# Set problem:
Extract all lines that hold the string "Sketches".

# Listed records:
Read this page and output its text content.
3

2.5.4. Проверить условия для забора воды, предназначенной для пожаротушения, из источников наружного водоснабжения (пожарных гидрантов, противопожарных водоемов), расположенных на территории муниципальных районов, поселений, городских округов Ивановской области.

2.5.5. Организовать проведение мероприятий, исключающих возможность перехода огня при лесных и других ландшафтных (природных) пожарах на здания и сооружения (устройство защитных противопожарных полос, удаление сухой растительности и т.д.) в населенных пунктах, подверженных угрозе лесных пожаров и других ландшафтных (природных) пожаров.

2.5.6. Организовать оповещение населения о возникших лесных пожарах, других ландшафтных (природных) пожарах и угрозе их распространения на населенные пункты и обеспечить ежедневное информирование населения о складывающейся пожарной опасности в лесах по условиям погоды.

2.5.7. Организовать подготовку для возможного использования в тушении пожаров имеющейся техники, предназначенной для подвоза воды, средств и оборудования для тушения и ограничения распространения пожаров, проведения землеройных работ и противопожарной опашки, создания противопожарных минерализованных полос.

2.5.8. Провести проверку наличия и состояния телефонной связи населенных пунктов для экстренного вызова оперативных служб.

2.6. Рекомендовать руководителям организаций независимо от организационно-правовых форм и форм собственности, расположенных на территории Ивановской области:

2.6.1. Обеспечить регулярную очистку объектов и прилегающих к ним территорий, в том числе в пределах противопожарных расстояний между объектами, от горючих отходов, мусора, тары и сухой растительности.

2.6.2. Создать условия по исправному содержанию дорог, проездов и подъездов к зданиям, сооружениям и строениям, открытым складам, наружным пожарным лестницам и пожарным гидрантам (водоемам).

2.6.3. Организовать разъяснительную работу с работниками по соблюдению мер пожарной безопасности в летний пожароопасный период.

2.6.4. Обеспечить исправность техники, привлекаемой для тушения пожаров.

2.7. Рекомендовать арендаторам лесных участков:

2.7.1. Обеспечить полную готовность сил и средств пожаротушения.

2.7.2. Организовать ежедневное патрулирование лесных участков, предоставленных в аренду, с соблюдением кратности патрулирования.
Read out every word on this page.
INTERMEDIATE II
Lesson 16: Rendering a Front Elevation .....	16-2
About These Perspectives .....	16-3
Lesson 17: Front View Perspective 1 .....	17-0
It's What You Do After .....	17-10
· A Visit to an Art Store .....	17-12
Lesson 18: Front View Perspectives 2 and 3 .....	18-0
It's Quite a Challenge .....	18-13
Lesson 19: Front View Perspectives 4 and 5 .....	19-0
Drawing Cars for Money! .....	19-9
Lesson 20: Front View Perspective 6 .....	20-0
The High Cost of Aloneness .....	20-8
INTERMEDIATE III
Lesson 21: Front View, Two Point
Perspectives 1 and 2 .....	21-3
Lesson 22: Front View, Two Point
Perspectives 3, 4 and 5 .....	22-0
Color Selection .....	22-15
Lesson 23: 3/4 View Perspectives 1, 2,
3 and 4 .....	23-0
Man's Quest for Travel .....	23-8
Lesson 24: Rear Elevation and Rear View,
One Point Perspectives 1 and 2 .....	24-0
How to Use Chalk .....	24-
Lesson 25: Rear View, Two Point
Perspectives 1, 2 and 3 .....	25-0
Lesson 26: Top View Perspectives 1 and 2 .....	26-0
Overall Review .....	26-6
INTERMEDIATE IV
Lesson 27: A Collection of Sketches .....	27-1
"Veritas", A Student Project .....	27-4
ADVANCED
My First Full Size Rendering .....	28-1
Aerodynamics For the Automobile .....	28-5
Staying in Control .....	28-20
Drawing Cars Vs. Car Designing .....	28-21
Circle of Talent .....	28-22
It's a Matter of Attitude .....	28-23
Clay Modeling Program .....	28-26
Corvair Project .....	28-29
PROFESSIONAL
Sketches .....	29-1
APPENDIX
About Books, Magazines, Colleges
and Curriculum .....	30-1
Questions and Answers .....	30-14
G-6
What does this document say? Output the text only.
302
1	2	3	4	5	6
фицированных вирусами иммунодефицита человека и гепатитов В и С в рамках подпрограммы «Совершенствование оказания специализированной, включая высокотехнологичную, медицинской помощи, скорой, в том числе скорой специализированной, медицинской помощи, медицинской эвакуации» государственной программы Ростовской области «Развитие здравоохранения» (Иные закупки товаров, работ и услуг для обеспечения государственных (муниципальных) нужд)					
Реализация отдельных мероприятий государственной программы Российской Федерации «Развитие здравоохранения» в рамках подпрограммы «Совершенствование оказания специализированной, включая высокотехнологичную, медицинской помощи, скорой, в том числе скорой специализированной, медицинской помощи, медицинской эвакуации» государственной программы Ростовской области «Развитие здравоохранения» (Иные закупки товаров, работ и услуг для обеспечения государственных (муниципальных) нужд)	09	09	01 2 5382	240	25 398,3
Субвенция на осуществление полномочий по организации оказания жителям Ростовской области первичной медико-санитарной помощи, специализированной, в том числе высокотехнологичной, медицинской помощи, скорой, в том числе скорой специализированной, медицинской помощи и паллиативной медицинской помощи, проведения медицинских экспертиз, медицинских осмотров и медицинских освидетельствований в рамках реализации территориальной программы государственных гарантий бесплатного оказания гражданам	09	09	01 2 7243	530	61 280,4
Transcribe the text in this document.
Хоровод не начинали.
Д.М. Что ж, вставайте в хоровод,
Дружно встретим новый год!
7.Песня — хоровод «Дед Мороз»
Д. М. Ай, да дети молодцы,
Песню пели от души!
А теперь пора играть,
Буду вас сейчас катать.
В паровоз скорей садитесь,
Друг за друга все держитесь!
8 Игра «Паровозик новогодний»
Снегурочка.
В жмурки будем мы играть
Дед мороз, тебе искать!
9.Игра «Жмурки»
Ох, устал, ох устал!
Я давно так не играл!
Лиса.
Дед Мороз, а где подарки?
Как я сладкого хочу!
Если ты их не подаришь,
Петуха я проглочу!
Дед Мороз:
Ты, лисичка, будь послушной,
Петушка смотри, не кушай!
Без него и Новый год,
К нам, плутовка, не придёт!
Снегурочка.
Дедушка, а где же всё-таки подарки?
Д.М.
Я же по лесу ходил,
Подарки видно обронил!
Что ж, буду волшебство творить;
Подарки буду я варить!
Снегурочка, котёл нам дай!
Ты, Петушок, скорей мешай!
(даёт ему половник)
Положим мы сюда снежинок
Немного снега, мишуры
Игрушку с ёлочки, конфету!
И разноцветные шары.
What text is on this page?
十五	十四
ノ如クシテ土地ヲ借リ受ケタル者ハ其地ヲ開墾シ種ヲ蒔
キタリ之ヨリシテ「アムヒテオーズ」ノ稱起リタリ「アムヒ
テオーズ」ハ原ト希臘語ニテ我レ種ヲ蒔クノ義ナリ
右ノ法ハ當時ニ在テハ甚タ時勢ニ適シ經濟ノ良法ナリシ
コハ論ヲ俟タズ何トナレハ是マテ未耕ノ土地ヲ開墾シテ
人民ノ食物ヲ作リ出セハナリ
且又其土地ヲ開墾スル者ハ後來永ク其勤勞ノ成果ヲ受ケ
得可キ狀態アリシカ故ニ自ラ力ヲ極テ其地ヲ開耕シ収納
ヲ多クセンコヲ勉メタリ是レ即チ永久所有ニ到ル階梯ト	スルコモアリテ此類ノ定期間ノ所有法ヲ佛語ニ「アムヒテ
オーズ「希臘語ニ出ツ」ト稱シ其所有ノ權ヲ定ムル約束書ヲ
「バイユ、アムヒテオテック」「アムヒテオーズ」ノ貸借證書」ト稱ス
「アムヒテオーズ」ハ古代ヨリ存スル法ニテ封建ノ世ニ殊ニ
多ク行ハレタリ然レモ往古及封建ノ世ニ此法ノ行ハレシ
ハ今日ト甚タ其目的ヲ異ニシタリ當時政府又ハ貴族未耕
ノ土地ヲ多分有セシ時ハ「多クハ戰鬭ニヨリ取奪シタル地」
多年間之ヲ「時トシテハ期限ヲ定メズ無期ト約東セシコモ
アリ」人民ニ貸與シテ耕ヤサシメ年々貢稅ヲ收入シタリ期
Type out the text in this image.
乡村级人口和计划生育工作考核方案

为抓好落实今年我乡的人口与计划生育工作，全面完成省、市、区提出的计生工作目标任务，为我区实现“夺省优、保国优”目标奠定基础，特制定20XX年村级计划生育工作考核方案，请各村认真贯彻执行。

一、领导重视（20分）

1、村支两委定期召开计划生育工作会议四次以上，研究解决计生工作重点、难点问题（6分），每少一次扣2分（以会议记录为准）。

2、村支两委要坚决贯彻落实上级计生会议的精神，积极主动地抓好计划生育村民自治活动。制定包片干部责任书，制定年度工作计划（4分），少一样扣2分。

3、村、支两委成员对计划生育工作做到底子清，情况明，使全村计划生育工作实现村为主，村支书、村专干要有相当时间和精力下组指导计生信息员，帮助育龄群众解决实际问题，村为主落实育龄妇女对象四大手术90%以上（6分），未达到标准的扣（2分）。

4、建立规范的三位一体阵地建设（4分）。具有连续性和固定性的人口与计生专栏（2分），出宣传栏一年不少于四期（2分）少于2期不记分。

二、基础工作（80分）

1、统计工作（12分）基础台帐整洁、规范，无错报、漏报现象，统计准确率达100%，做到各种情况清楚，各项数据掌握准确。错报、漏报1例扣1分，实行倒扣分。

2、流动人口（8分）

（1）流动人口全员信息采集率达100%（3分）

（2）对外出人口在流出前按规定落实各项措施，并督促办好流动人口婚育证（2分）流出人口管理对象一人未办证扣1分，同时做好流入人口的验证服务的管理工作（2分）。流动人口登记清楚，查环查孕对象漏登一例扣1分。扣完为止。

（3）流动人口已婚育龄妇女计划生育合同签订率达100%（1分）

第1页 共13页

# Right answer:
Lesson 27: A Collection of Sketches .....	27-1
Sketches .....	29-1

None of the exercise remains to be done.